--- START EXTRACTED ENTRIES ---

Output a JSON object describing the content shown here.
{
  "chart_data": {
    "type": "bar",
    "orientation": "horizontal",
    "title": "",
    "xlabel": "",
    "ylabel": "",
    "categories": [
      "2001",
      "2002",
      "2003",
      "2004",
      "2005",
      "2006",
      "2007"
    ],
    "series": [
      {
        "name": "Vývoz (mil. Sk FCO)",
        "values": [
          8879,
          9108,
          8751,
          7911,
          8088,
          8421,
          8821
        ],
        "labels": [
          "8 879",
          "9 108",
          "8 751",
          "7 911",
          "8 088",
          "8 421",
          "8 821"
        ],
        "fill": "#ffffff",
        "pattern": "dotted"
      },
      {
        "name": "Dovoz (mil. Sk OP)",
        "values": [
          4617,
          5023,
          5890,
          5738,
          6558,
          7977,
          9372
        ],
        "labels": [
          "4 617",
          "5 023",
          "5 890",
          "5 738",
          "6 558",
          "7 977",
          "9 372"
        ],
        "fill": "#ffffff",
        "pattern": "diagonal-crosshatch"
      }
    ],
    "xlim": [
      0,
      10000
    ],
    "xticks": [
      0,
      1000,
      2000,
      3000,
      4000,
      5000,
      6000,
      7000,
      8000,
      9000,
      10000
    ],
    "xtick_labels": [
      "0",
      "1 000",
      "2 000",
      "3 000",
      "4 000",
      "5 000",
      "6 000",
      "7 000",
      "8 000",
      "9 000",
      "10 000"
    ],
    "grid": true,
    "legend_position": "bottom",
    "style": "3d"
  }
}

--- END EXTRACTED ENTRIES ---
--- START EXTRACTED ENTRIES ---

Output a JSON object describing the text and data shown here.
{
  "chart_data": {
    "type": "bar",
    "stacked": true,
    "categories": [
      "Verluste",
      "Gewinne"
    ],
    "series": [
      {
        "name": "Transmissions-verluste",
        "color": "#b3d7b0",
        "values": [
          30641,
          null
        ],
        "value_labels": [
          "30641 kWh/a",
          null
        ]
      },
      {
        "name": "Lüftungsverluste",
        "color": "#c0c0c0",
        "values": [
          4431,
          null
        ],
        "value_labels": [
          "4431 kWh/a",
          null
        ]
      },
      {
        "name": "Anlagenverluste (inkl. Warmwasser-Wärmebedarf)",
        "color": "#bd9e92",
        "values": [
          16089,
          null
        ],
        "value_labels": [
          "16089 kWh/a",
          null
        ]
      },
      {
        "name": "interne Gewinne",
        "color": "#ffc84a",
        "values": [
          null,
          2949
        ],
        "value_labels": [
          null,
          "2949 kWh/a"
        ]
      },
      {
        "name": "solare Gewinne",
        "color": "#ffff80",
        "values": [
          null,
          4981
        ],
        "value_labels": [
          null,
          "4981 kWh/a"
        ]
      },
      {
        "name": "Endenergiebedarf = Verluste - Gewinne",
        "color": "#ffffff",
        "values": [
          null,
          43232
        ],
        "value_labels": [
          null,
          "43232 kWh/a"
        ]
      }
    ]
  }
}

--- END EXTRACTED ENTRIES ---

Write down only how many lines in the listing contain the word "JSON".

== ANSWER TO THIS EXERCISE ==
2